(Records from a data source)
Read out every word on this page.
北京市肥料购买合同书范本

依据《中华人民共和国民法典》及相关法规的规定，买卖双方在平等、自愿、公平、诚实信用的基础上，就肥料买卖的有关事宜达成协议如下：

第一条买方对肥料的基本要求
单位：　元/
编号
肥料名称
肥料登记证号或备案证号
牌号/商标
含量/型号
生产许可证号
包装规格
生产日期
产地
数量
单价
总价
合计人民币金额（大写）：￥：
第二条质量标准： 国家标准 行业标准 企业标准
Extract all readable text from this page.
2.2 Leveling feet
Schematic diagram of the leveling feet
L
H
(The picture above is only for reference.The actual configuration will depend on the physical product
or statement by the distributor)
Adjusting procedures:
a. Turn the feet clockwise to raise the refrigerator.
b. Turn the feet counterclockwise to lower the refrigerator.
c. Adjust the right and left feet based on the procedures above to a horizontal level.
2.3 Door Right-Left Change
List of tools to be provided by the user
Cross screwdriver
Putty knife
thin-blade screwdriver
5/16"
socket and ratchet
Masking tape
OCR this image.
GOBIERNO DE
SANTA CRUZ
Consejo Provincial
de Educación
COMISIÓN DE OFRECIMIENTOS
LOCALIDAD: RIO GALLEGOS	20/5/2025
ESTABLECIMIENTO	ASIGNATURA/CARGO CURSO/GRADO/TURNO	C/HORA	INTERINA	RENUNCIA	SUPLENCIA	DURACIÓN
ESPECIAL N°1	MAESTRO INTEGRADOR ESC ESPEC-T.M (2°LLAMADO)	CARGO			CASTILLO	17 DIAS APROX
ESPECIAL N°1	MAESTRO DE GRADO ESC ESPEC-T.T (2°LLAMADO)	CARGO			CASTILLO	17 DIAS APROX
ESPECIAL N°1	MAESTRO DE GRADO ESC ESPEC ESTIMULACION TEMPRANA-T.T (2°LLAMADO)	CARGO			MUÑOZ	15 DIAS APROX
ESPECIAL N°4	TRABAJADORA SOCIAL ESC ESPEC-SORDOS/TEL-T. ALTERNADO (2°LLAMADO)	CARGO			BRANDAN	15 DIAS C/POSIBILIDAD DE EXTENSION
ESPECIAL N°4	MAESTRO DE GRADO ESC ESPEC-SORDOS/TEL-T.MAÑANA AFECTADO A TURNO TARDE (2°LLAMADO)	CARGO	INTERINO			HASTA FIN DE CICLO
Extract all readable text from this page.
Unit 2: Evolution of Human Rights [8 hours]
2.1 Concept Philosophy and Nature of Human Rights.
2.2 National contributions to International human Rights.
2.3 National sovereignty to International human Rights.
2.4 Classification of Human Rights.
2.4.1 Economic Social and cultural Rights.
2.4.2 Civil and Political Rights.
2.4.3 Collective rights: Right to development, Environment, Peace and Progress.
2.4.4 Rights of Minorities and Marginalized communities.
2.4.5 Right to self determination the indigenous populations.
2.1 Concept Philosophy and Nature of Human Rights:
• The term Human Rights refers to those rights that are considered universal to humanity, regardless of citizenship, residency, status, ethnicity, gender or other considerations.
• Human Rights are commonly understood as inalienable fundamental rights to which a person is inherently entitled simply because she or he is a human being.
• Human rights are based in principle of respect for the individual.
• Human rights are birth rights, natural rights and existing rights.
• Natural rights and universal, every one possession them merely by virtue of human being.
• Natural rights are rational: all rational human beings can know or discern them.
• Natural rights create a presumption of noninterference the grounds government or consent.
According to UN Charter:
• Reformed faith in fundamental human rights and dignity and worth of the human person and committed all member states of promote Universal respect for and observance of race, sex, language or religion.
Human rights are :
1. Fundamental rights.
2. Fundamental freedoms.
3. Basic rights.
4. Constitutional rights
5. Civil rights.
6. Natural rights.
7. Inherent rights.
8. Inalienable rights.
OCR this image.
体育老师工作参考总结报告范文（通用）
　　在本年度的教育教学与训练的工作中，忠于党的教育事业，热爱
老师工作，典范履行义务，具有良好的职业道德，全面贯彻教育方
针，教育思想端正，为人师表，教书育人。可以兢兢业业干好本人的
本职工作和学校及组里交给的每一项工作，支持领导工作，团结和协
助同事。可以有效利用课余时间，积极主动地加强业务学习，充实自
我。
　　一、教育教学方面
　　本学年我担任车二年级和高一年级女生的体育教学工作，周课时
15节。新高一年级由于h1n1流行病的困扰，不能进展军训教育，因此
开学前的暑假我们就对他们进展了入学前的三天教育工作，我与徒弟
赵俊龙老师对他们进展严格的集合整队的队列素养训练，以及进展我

→ **GOAL OF THE EXERCISE**: Repeat the listing exactly, from its first line to its last.

→ **RESULT**:
Read out every word on this page.
北京市肥料购买合同书范本

依据《中华人民共和国民法典》及相关法规的规定，买卖双方在平等、自愿、公平、诚实信用的基础上，就肥料买卖的有关事宜达成协议如下：

第一条买方对肥料的基本要求
单位：　元/
编号
肥料名称
肥料登记证号或备案证号
牌号/商标
含量/型号
生产许可证号
包装规格
生产日期
产地
数量
单价
总价
合计人民币金额（大写）：￥：
第二条质量标准： 国家标准 行业标准 企业标准
Extract all readable text from this page.
2.2 Leveling feet
Schematic diagram of the leveling feet
L
H
(The picture above is only for reference.The actual configuration will depend on the physical product
or statement by the distributor)
Adjusting procedures:
a. Turn the feet clockwise to raise the refrigerator.
b. Turn the feet counterclockwise to lower the refrigerator.
c. Adjust the right and left feet based on the procedures above to a horizontal level.
2.3 Door Right-Left Change
List of tools to be provided by the user
Cross screwdriver
Putty knife
thin-blade screwdriver
5/16"
socket and ratchet
Masking tape
OCR this image.
GOBIERNO DE
SANTA CRUZ
Consejo Provincial
de Educación
COMISIÓN DE OFRECIMIENTOS
LOCALIDAD: RIO GALLEGOS	20/5/2025
ESTABLECIMIENTO	ASIGNATURA/CARGO CURSO/GRADO/TURNO	C/HORA	INTERINA	RENUNCIA	SUPLENCIA	DURACIÓN
ESPECIAL N°1	MAESTRO INTEGRADOR ESC ESPEC-T.M (2°LLAMADO)	CARGO			CASTILLO	17 DIAS APROX
ESPECIAL N°1	MAESTRO DE GRADO ESC ESPEC-T.T (2°LLAMADO)	CARGO			CASTILLO	17 DIAS APROX
ESPECIAL N°1	MAESTRO DE GRADO ESC ESPEC ESTIMULACION TEMPRANA-T.T (2°LLAMADO)	CARGO			MUÑOZ	15 DIAS APROX
ESPECIAL N°4	TRABAJADORA SOCIAL ESC ESPEC-SORDOS/TEL-T. ALTERNADO (2°LLAMADO)	CARGO			BRANDAN	15 DIAS C/POSIBILIDAD DE EXTENSION
ESPECIAL N°4	MAESTRO DE GRADO ESC ESPEC-SORDOS/TEL-T.MAÑANA AFECTADO A TURNO TARDE (2°LLAMADO)	CARGO	INTERINO			HASTA FIN DE CICLO
Extract all readable text from this page.
Unit 2: Evolution of Human Rights [8 hours]
2.1 Concept Philosophy and Nature of Human Rights.
2.2 National contributions to International human Rights.
2.3 National sovereignty to International human Rights.
2.4 Classification of Human Rights.
2.4.1 Economic Social and cultural Rights.
2.4.2 Civil and Political Rights.
2.4.3 Collective rights: Right to development, Environment, Peace and Progress.
2.4.4 Rights of Minorities and Marginalized communities.
2.4.5 Right to self determination the indigenous populations.
2.1 Concept Philosophy and Nature of Human Rights:
• The term Human Rights refers to those rights that are considered universal to humanity, regardless of citizenship, residency, status, ethnicity, gender or other considerations.
• Human Rights are commonly understood as inalienable fundamental rights to which a person is inherently entitled simply because she or he is a human being.
• Human rights are based in principle of respect for the individual.
• Human rights are birth rights, natural rights and existing rights.
• Natural rights and universal, every one possession them merely by virtue of human being.
• Natural rights are rational: all rational human beings can know or discern them.
• Natural rights create a presumption of noninterference the grounds government or consent.
According to UN Charter:
• Reformed faith in fundamental human rights and dignity and worth of the human person and committed all member states of promote Universal respect for and observance of race, sex, language or religion.
Human rights are :
1. Fundamental rights.
2. Fundamental freedoms.
3. Basic rights.
4. Constitutional rights
5. Civil rights.
6. Natural rights.
7. Inherent rights.
8. Inalienable rights.
OCR this image.
体育老师工作参考总结报告范文（通用）
　　在本年度的教育教学与训练的工作中，忠于党的教育事业，热爱
老师工作，典范履行义务，具有良好的职业道德，全面贯彻教育方
针，教育思想端正，为人师表，教书育人。可以兢兢业业干好本人的
本职工作和学校及组里交给的每一项工作，支持领导工作，团结和协
助同事。可以有效利用课余时间，积极主动地加强业务学习，充实自
我。
　　一、教育教学方面
　　本学年我担任车二年级和高一年级女生的体育教学工作，周课时
15节。新高一年级由于h1n1流行病的困扰，不能进展军训教育，因此
开学前的暑假我们就对他们进展了入学前的三天教育工作，我与徒弟
赵俊龙老师对他们进展严格的集合整队的队列素养训练，以及进展我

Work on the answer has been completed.